Stored data
+++
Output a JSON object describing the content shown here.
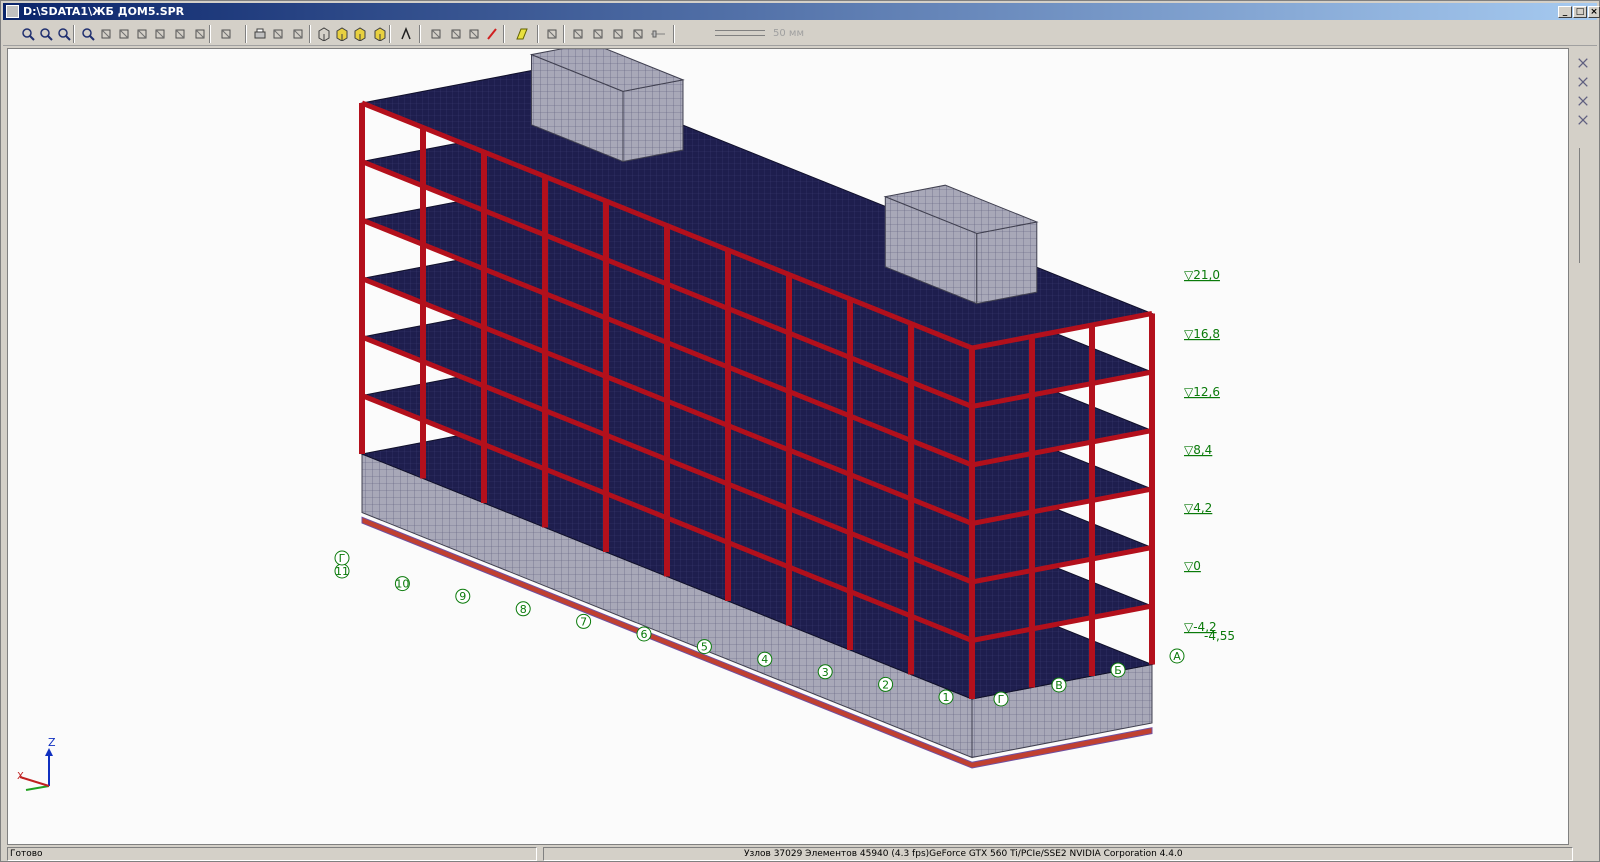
{
  "window": {
    "title": "D:\\SDATA1\\ЖБ ДОМ5.SPR",
    "minimize": "_",
    "maximize": "□",
    "close": "×"
  },
  "toolbar": {
    "scale_label": "50 мм",
    "icons": [
      "zoom-in-icon",
      "zoom-out-icon",
      "zoom-window-icon",
      "zoom-all-icon",
      "pan-icon",
      "rotate-icon",
      "orbit-icon",
      "select-node-icon",
      "select-element-icon",
      "filter-icon",
      "view-dropdown-icon",
      "print-icon",
      "preview-icon",
      "export-icon",
      "cube-wire-icon",
      "cube-solid-icon",
      "cube-color-icon",
      "cube-shade-icon",
      "lambda-icon",
      "point-icon",
      "nodes-icon",
      "grid-icon",
      "pen-icon",
      "fill-icon",
      "eraser-icon",
      "brush-icon",
      "pencil-icon",
      "tag-icon",
      "rectangle-icon",
      "slider-icon"
    ]
  },
  "viewport": {
    "levels": [
      "▽21,0",
      "▽16,8",
      "▽12,6",
      "▽8,4",
      "▽4,2",
      "▽0",
      "▽-4,2"
    ],
    "level_extra": "-4,55",
    "grid_axes_numeric": [
      "11",
      "10",
      "9",
      "8",
      "7",
      "6",
      "5",
      "4",
      "3",
      "2",
      "1"
    ],
    "grid_axes_letter": [
      "Г",
      "В",
      "Б",
      "А"
    ],
    "top_left_letter": "Г",
    "triad": {
      "z": "Z",
      "x": "X"
    }
  },
  "right_tools": [
    "scissors-icon",
    "cut-icon",
    "merge-icon",
    "split-icon"
  ],
  "status": {
    "left": "Готово",
    "right": "Узлов 37029  Элементов 45940  (4.3 fps)GeForce GTX 560 Ti/PCIe/SSE2 NVIDIA Corporation 4.4.0"
  },
  "colors": {
    "frame": "#b3101c",
    "slab": "#1e1e4e",
    "wall": "#a8a8b8",
    "level_text": "#0a7a0a"
  }
}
+++
WORK INSTRUCTIONS
Pick out, from the lines above, every one that contains the string "zoom".

FINISHED EXERCISE
      "zoom-in-icon",
      "zoom-out-icon",
      "zoom-window-icon",
      "zoom-all-icon",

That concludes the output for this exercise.